#### [Source text]

Probably the biggest thing I got out of this book is what causes so many people (usually males) to want be leaders in the first place. It's mostly a matter of increasing one's status. From an EP perspective, increased status means increased sexual partners, which is how such a propensity tends to get passed down.

I actually came to this book from the EP side of things. To me, I think this is an excellent application of EP. I'm really curious to know what more business-oriented types might think.

3 of 4 people found the following review helpful
5.0 out of 5 stars Scientific study of how evolution affects modern-day leadership, Mar 10 2011
By Rolf Dobelli "getAbstract" - Published on Amazon.com
This review is from: Selected: What Evolutionary Psychology Tells Us about Leadership (Hardcover)
Thousands of books discuss how to become a great leader. This unusual book discusses the "why" of leadership. Why do leaders exist, why do they lead and why do others follow them? Psychology professor Mark van Vugt and London Times writer Anjana Ahuja take you back two million years, when humanity's ancestors first walked upright in perilous African savannahs, clustering in groups for protection and following leaders who could help them stay alive. Leadership proves so ancient that it predates language. The instincts for leadership and followership, both adaptive behaviors, are indelibly hard-wired into human brains thanks to the evolutionary process. This distinctive book scientifically examines leadership's ancient roots in fascinating fashion. getAbstract believes it will engage all kinds of leaders, although Machiavellian types may be distinctly uncomfortable to see their sinister traits analyzed with such devastating precision.

2 of 3 people found the following review helpful
4.0 out of 5 stars A daring new book..., Dec 24 2010
By Patrick Vermeren - Published on Amazon.com
The authors have shown great courage to give their scientifically based view on how leadership should really look like. An inconvenient truth for the authoritarian, Machiavellian and narcisistic leaders...
The book takes us on a fascinating journey: game theory perspective, the link between followership and leadership, the origins of altruism and collaboration, etc. It describes how the EEA (Environment of Evolutionary Adaptedness)'shaped' us to become democratic and egalitarian. The book proves how the vast majority of our time as humans, distributive leadership developed, only being disrupted some 13,000 years ago when agriculture allowed us to become sedentary. This changed the "game" dramatically, and this gave rise to the collection of wealth and power, so that warlords and kingdoms could develop themselves, and followers suffered from leadership rather than benefiting from it. The ultimate driver beyond this acquisition of power stayed the same however: status to get to sex... In nowadays life, we see no else: huge salaries help people (mainly men) to display their status and have access to more sex-partners. The authors rightly argue this is not in the interest of the group or the company. The finish the book with a nice chapter of 10 important, almost take-away points for the 'new' organization to deal with the bright and dark sides of human behavior, especially from those in leadership positions.

#### [Listed records]
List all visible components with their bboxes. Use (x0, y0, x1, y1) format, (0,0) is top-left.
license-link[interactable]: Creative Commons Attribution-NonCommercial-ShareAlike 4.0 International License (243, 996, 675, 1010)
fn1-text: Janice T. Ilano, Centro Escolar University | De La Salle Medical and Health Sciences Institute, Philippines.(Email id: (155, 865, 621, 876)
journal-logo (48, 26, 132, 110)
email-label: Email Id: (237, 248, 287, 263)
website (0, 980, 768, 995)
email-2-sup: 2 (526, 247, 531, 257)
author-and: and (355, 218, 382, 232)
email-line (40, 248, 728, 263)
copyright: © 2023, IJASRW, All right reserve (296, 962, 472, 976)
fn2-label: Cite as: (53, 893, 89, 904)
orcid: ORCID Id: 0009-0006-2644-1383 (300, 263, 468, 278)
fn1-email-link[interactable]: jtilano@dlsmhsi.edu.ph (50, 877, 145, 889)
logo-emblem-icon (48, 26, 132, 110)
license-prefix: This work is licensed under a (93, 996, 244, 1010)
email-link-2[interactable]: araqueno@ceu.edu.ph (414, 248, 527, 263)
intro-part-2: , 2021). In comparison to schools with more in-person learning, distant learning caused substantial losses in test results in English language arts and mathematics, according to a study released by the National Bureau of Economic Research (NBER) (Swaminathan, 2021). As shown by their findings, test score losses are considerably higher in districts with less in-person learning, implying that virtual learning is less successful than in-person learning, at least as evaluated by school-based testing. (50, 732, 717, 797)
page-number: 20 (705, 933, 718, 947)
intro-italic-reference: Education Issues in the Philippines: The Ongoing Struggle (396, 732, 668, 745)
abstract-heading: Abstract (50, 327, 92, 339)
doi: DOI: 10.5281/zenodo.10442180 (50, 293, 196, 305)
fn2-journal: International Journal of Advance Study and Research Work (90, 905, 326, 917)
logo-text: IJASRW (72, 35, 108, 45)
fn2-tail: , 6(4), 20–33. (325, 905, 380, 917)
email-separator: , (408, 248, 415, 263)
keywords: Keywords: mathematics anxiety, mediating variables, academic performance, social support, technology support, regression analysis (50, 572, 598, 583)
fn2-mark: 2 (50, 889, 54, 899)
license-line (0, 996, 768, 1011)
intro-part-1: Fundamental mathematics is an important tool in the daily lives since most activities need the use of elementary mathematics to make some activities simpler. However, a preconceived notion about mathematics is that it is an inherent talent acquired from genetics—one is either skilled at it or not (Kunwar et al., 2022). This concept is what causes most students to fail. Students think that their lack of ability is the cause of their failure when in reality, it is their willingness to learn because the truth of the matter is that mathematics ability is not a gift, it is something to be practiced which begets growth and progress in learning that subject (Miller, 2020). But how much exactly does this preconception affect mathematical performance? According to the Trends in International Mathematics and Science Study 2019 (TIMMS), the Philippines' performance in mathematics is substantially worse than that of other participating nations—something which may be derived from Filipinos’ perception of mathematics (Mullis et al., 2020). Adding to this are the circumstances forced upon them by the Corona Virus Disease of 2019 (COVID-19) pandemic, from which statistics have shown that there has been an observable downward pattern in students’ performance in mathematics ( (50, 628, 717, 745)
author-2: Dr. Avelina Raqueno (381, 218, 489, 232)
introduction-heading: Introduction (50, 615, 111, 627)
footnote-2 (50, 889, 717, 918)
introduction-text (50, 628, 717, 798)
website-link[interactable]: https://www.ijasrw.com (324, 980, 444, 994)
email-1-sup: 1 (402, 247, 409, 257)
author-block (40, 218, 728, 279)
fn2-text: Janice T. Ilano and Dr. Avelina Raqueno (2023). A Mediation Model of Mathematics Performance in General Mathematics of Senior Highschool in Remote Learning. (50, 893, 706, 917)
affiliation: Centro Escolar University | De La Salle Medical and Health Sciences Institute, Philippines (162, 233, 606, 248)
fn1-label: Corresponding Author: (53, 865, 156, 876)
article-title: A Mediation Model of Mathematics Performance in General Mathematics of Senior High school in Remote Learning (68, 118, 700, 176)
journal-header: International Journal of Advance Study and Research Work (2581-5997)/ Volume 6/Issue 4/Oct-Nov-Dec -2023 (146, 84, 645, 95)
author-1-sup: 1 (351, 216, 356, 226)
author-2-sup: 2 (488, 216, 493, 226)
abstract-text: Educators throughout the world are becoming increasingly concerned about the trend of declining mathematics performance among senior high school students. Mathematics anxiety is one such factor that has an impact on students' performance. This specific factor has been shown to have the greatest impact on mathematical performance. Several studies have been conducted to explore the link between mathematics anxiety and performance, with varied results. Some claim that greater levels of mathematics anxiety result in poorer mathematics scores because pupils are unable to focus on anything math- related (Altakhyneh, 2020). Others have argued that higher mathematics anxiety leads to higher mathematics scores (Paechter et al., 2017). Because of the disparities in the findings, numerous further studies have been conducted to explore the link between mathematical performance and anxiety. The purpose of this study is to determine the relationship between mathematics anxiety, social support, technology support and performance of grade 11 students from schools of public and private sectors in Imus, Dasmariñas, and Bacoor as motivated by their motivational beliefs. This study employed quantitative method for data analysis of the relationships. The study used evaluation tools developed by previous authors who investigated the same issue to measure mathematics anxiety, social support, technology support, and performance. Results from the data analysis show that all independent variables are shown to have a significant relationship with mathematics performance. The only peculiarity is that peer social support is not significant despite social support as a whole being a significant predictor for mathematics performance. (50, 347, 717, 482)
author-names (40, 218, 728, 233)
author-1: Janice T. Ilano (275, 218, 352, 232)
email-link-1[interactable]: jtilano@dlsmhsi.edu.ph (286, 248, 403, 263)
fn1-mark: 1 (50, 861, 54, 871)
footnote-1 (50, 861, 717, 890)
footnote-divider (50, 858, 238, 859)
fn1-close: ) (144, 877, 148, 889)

#### [Tasks to perform]
**1)** From the book reviews, output the passage from "I actually came" to "types might think.".
**2)** Condense the paragraph of the book reviews that begins "Thousands of books discuss how to become a great leader" into a shorter version that keeps its main facts.
**3)** According to the book reviews, why does the urge to become a leader tend to get passed down? Answer in one to three sentences.
The entries were taken from a different source than the book reviews.

#### [Responses by item number]
**1)**
I actually came to this book from the EP side of things. To me, I think this is an excellent application of EP. I'm really curious to know what more business-oriented types might think.

**2)** Unlike the many books on how to lead, this one asks why leaders exist, why they lead and why others follow. Psychology professor Mark van Vugt and London Times writer Anjana Ahuja trace leadership back two million years to human ancestors on African savannahs, who grouped for protection and followed leaders who helped them survive. Leadership is older than language, and the instincts to lead and to follow are adaptive behaviors hard-wired into the brain by evolution. getAbstract expects the book to engage all kinds of leaders, though Machiavellian types may be uncomfortable with its precise analysis of their traits.

**3)** Leadership is mostly a way to increase one's status. From an evolutionary psychology perspective, higher status brings more sexual partners, and that is how the propensity gets passed down.